**A block of data**
BEGIN
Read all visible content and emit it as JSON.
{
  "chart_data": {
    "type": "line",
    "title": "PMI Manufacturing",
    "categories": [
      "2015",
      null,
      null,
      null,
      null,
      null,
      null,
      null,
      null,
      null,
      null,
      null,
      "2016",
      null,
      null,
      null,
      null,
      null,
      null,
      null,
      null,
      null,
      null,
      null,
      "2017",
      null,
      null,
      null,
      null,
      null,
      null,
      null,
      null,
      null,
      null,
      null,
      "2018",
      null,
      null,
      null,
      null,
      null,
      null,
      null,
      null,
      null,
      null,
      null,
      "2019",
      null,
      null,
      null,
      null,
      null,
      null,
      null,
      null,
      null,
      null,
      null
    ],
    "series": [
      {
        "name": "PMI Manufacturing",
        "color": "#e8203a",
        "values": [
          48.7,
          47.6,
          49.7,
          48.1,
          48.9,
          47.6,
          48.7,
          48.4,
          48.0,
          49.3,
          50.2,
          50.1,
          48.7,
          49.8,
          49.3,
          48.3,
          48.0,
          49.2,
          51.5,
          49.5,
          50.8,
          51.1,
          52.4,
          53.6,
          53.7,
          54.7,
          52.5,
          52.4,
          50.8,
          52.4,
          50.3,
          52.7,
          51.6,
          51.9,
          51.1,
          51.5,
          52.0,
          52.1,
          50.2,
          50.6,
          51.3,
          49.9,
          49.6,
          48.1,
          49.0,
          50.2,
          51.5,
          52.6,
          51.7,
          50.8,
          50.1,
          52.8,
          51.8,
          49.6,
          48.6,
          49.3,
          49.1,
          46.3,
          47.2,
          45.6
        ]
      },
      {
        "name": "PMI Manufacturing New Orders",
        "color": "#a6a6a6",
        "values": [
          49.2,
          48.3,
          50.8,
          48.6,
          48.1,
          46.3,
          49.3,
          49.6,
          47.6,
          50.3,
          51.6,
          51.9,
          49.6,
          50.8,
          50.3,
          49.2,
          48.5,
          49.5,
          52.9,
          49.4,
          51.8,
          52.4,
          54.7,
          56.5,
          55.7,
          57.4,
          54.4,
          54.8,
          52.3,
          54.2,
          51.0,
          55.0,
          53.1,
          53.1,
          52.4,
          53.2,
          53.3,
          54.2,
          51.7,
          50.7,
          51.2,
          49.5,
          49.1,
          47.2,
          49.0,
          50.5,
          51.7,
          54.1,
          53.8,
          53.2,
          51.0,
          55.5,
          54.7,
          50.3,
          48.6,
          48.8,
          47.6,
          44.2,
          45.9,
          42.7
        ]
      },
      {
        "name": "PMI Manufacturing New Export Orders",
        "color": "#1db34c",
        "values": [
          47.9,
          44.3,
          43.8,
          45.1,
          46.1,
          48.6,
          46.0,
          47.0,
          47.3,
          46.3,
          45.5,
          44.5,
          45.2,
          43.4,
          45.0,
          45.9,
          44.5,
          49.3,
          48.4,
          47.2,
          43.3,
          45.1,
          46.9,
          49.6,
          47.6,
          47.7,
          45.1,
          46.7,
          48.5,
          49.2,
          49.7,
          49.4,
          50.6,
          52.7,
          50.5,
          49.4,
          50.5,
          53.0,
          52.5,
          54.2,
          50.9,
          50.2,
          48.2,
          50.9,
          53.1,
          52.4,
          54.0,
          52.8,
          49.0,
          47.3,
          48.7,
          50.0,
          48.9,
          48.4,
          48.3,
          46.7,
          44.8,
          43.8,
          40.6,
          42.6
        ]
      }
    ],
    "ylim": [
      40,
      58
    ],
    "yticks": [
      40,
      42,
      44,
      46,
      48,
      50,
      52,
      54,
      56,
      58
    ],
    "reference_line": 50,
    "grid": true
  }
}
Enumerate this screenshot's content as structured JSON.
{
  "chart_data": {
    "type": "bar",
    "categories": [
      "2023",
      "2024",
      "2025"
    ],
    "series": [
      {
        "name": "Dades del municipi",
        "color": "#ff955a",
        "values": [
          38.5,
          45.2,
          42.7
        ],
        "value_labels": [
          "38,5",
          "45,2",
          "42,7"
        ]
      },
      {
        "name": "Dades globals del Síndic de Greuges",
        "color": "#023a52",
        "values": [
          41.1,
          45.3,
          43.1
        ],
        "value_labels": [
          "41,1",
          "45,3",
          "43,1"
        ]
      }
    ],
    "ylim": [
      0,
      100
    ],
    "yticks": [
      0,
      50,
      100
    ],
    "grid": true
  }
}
END
Set down only these lines, exactly: the line containing "Enumerate this screenshot's" and each line after it, through the end of the listing.

Enumerate this screenshot's content as structured JSON.
{
  "chart_data": {
    "type": "bar",
    "categories": [
      "2023",
      "2024",
      "2025"
    ],
    "series": [
      {
        "name": "Dades del municipi",
        "color": "#ff955a",
        "values": [
          38.5,
          45.2,
          42.7
        ],
        "value_labels": [
          "38,5",
          "45,2",
          "42,7"
        ]
      },
      {
        "name": "Dades globals del Síndic de Greuges",
        "color": "#023a52",
        "values": [
          41.1,
          45.3,
          43.1
        ],
        "value_labels": [
          "41,1",
          "45,3",
          "43,1"
        ]
      }
    ],
    "ylim": [
      0,
      100
    ],
    "yticks": [
      0,
      50,
      100
    ],
    "grid": true
  }
}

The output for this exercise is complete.